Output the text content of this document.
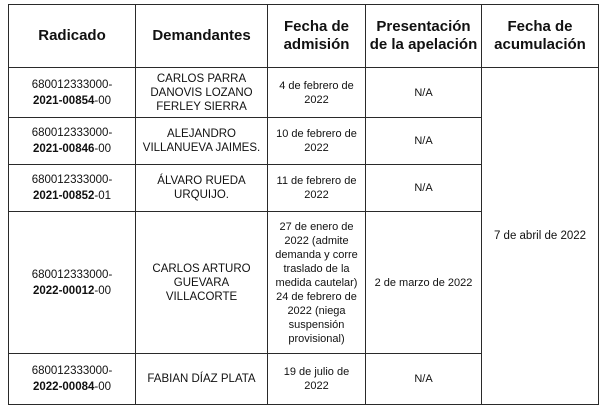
Radicado	Demandantes	Fecha de admisión	Presentación de la apelación	Fecha de acumulación

680012333000-
2021-00854-00	CARLOS PARRA DANOVIS LOZANO FERLEY SIERRA	4 de febrero de 2022	N/A	7 de abril de 2022

680012333000-
2021-00846-00	ALEJANDRO VILLANUEVA JAIMES.	10 de febrero de 2022	N/A	

680012333000-
2021-00852-01	ÁLVARO RUEDA URQUIJO.	11 de febrero de 2022	N/A	

680012333000-
2022-00012-00	CARLOS ARTURO GUEVARA VILLACORTE	27 de enero de 2022 (admite demanda y corre traslado de la medida cautelar) 24 de febrero de 2022 (niega suspensión provisional)	2 de marzo de 2022	

680012333000-
2022-00084-00	FABIAN DÍAZ PLATA	19 de julio de 2022	N/A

========================================

• Exercise description
Copy out all the records exactly, excluding pictures.

• Answer for the task
Output the text content of this document.
Radicado	Demandantes	Fecha de admisión	Presentación de la apelación	Fecha de acumulación

680012333000-
2021-00854-00	CARLOS PARRA DANOVIS LOZANO FERLEY SIERRA	4 de febrero de 2022	N/A	7 de abril de 2022

680012333000-
2021-00846-00	ALEJANDRO VILLANUEVA JAIMES.	10 de febrero de 2022	N/A	

680012333000-
2021-00852-01	ÁLVARO RUEDA URQUIJO.	11 de febrero de 2022	N/A	

680012333000-
2022-00012-00	CARLOS ARTURO GUEVARA VILLACORTE	27 de enero de 2022 (admite demanda y corre traslado de la medida cautelar) 24 de febrero de 2022 (niega suspensión provisional)	2 de marzo de 2022	

680012333000-
2022-00084-00	FABIAN DÍAZ PLATA	19 de julio de 2022	N/A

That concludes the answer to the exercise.